Give the data again, word for word.

§

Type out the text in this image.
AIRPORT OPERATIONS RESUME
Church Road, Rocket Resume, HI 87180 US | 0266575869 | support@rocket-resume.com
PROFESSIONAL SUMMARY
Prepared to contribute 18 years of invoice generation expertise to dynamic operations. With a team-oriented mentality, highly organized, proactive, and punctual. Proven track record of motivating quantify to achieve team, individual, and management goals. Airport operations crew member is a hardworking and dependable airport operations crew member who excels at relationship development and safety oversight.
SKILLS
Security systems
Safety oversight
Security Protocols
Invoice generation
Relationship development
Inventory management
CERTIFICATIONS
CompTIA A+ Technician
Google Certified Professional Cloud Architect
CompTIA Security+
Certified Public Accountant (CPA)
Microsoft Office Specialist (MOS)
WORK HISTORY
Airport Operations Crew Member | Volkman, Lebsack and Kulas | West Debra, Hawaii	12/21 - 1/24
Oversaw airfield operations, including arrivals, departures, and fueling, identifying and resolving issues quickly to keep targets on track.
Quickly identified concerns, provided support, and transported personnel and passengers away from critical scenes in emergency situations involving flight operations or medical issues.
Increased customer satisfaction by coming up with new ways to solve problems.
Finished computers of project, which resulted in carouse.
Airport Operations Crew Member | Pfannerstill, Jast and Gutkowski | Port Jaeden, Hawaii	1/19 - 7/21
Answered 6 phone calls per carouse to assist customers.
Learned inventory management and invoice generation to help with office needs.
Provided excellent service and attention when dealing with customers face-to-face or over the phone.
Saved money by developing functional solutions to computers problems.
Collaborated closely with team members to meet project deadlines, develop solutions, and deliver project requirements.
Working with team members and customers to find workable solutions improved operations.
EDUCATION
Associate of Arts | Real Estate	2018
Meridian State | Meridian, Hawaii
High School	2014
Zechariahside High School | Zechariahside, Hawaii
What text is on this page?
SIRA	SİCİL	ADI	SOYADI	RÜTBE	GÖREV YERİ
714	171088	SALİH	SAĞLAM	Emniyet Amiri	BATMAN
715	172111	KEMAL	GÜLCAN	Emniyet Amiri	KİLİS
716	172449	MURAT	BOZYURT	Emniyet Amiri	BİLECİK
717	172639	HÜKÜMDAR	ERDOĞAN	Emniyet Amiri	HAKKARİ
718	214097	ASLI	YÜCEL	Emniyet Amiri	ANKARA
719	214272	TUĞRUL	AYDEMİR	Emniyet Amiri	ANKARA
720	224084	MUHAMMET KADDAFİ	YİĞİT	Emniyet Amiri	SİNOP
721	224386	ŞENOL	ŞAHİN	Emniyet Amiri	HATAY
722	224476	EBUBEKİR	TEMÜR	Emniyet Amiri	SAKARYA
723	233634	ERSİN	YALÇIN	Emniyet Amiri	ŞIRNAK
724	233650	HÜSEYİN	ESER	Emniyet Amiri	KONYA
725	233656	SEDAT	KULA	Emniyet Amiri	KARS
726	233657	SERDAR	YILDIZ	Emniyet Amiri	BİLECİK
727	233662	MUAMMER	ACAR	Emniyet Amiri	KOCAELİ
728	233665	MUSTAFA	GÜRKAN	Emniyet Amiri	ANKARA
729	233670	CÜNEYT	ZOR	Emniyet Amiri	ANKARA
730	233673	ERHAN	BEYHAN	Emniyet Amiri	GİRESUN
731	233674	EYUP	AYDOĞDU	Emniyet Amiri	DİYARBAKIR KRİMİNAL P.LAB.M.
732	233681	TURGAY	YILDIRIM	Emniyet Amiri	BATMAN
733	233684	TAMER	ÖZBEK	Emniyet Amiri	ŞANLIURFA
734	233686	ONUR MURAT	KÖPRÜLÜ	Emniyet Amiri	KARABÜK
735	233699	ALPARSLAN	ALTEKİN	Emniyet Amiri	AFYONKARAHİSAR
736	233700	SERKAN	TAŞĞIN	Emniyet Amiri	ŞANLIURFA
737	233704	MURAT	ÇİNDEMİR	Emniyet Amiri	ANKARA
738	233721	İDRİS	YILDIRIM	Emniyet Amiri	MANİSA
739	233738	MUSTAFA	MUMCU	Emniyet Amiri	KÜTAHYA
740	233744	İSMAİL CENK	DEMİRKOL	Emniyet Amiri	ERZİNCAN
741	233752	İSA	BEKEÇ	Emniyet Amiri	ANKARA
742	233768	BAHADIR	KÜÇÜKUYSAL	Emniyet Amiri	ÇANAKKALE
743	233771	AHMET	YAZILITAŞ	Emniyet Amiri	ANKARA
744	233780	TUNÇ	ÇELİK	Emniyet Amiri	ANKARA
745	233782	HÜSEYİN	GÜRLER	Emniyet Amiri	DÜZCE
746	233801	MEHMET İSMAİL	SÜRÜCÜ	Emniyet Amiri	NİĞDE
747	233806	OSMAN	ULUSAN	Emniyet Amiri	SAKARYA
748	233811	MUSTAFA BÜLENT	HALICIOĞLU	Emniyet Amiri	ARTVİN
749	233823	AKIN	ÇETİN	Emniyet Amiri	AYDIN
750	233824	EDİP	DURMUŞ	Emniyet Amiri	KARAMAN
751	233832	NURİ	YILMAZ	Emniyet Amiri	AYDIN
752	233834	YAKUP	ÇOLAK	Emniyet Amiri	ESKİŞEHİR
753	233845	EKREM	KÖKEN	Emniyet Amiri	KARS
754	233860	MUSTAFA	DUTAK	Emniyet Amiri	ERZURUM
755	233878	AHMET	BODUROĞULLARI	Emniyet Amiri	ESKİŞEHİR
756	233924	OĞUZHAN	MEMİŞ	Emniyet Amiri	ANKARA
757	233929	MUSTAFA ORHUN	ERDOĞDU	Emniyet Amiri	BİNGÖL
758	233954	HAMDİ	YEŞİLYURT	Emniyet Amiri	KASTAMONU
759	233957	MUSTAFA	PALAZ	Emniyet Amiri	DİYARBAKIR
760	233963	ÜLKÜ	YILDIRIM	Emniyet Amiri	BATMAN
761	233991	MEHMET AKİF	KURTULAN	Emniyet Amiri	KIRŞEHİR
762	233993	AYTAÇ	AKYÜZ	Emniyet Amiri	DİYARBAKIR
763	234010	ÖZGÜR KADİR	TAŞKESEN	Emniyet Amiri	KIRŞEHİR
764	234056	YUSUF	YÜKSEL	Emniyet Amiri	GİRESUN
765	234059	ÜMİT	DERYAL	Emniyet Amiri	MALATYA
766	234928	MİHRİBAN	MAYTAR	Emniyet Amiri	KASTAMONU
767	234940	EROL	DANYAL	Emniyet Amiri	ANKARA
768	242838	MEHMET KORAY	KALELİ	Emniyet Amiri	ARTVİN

§

§ **Solved problem**
Type out the text in this image.
AIRPORT OPERATIONS RESUME
Church Road, Rocket Resume, HI 87180 US | 0266575869 | support@rocket-resume.com
PROFESSIONAL SUMMARY
Prepared to contribute 18 years of invoice generation expertise to dynamic operations. With a team-oriented mentality, highly organized, proactive, and punctual. Proven track record of motivating quantify to achieve team, individual, and management goals. Airport operations crew member is a hardworking and dependable airport operations crew member who excels at relationship development and safety oversight.
SKILLS
Security systems
Safety oversight
Security Protocols
Invoice generation
Relationship development
Inventory management
CERTIFICATIONS
CompTIA A+ Technician
Google Certified Professional Cloud Architect
CompTIA Security+
Certified Public Accountant (CPA)
Microsoft Office Specialist (MOS)
WORK HISTORY
Airport Operations Crew Member | Volkman, Lebsack and Kulas | West Debra, Hawaii	12/21 - 1/24
Oversaw airfield operations, including arrivals, departures, and fueling, identifying and resolving issues quickly to keep targets on track.
Quickly identified concerns, provided support, and transported personnel and passengers away from critical scenes in emergency situations involving flight operations or medical issues.
Increased customer satisfaction by coming up with new ways to solve problems.
Finished computers of project, which resulted in carouse.
Airport Operations Crew Member | Pfannerstill, Jast and Gutkowski | Port Jaeden, Hawaii	1/19 - 7/21
Answered 6 phone calls per carouse to assist customers.
Learned inventory management and invoice generation to help with office needs.
Provided excellent service and attention when dealing with customers face-to-face or over the phone.
Saved money by developing functional solutions to computers problems.
Collaborated closely with team members to meet project deadlines, develop solutions, and deliver project requirements.
Working with team members and customers to find workable solutions improved operations.
EDUCATION
Associate of Arts | Real Estate	2018
Meridian State | Meridian, Hawaii
High School	2014
Zechariahside High School | Zechariahside, Hawaii
What text is on this page?
SIRA	SİCİL	ADI	SOYADI	RÜTBE	GÖREV YERİ
714	171088	SALİH	SAĞLAM	Emniyet Amiri	BATMAN
715	172111	KEMAL	GÜLCAN	Emniyet Amiri	KİLİS
716	172449	MURAT	BOZYURT	Emniyet Amiri	BİLECİK
717	172639	HÜKÜMDAR	ERDOĞAN	Emniyet Amiri	HAKKARİ
718	214097	ASLI	YÜCEL	Emniyet Amiri	ANKARA
719	214272	TUĞRUL	AYDEMİR	Emniyet Amiri	ANKARA
720	224084	MUHAMMET KADDAFİ	YİĞİT	Emniyet Amiri	SİNOP
721	224386	ŞENOL	ŞAHİN	Emniyet Amiri	HATAY
722	224476	EBUBEKİR	TEMÜR	Emniyet Amiri	SAKARYA
723	233634	ERSİN	YALÇIN	Emniyet Amiri	ŞIRNAK
724	233650	HÜSEYİN	ESER	Emniyet Amiri	KONYA
725	233656	SEDAT	KULA	Emniyet Amiri	KARS
726	233657	SERDAR	YILDIZ	Emniyet Amiri	BİLECİK
727	233662	MUAMMER	ACAR	Emniyet Amiri	KOCAELİ
728	233665	MUSTAFA	GÜRKAN	Emniyet Amiri	ANKARA
729	233670	CÜNEYT	ZOR	Emniyet Amiri	ANKARA
730	233673	ERHAN	BEYHAN	Emniyet Amiri	GİRESUN
731	233674	EYUP	AYDOĞDU	Emniyet Amiri	DİYARBAKIR KRİMİNAL P.LAB.M.
732	233681	TURGAY	YILDIRIM	Emniyet Amiri	BATMAN
733	233684	TAMER	ÖZBEK	Emniyet Amiri	ŞANLIURFA
734	233686	ONUR MURAT	KÖPRÜLÜ	Emniyet Amiri	KARABÜK
735	233699	ALPARSLAN	ALTEKİN	Emniyet Amiri	AFYONKARAHİSAR
736	233700	SERKAN	TAŞĞIN	Emniyet Amiri	ŞANLIURFA
737	233704	MURAT	ÇİNDEMİR	Emniyet Amiri	ANKARA
738	233721	İDRİS	YILDIRIM	Emniyet Amiri	MANİSA
739	233738	MUSTAFA	MUMCU	Emniyet Amiri	KÜTAHYA
740	233744	İSMAİL CENK	DEMİRKOL	Emniyet Amiri	ERZİNCAN
741	233752	İSA	BEKEÇ	Emniyet Amiri	ANKARA
742	233768	BAHADIR	KÜÇÜKUYSAL	Emniyet Amiri	ÇANAKKALE
743	233771	AHMET	YAZILITAŞ	Emniyet Amiri	ANKARA
744	233780	TUNÇ	ÇELİK	Emniyet Amiri	ANKARA
745	233782	HÜSEYİN	GÜRLER	Emniyet Amiri	DÜZCE
746	233801	MEHMET İSMAİL	SÜRÜCÜ	Emniyet Amiri	NİĞDE
747	233806	OSMAN	ULUSAN	Emniyet Amiri	SAKARYA
748	233811	MUSTAFA BÜLENT	HALICIOĞLU	Emniyet Amiri	ARTVİN
749	233823	AKIN	ÇETİN	Emniyet Amiri	AYDIN
750	233824	EDİP	DURMUŞ	Emniyet Amiri	KARAMAN
751	233832	NURİ	YILMAZ	Emniyet Amiri	AYDIN
752	233834	YAKUP	ÇOLAK	Emniyet Amiri	ESKİŞEHİR
753	233845	EKREM	KÖKEN	Emniyet Amiri	KARS
754	233860	MUSTAFA	DUTAK	Emniyet Amiri	ERZURUM
755	233878	AHMET	BODUROĞULLARI	Emniyet Amiri	ESKİŞEHİR
756	233924	OĞUZHAN	MEMİŞ	Emniyet Amiri	ANKARA
757	233929	MUSTAFA ORHUN	ERDOĞDU	Emniyet Amiri	BİNGÖL
758	233954	HAMDİ	YEŞİLYURT	Emniyet Amiri	KASTAMONU
759	233957	MUSTAFA	PALAZ	Emniyet Amiri	DİYARBAKIR
760	233963	ÜLKÜ	YILDIRIM	Emniyet Amiri	BATMAN
761	233991	MEHMET AKİF	KURTULAN	Emniyet Amiri	KIRŞEHİR
762	233993	AYTAÇ	AKYÜZ	Emniyet Amiri	DİYARBAKIR
763	234010	ÖZGÜR KADİR	TAŞKESEN	Emniyet Amiri	KIRŞEHİR
764	234056	YUSUF	YÜKSEL	Emniyet Amiri	GİRESUN
765	234059	ÜMİT	DERYAL	Emniyet Amiri	MALATYA
766	234928	MİHRİBAN	MAYTAR	Emniyet Amiri	KASTAMONU
767	234940	EROL	DANYAL	Emniyet Amiri	ANKARA
768	242838	MEHMET KORAY	KALELİ	Emniyet Amiri	ARTVİN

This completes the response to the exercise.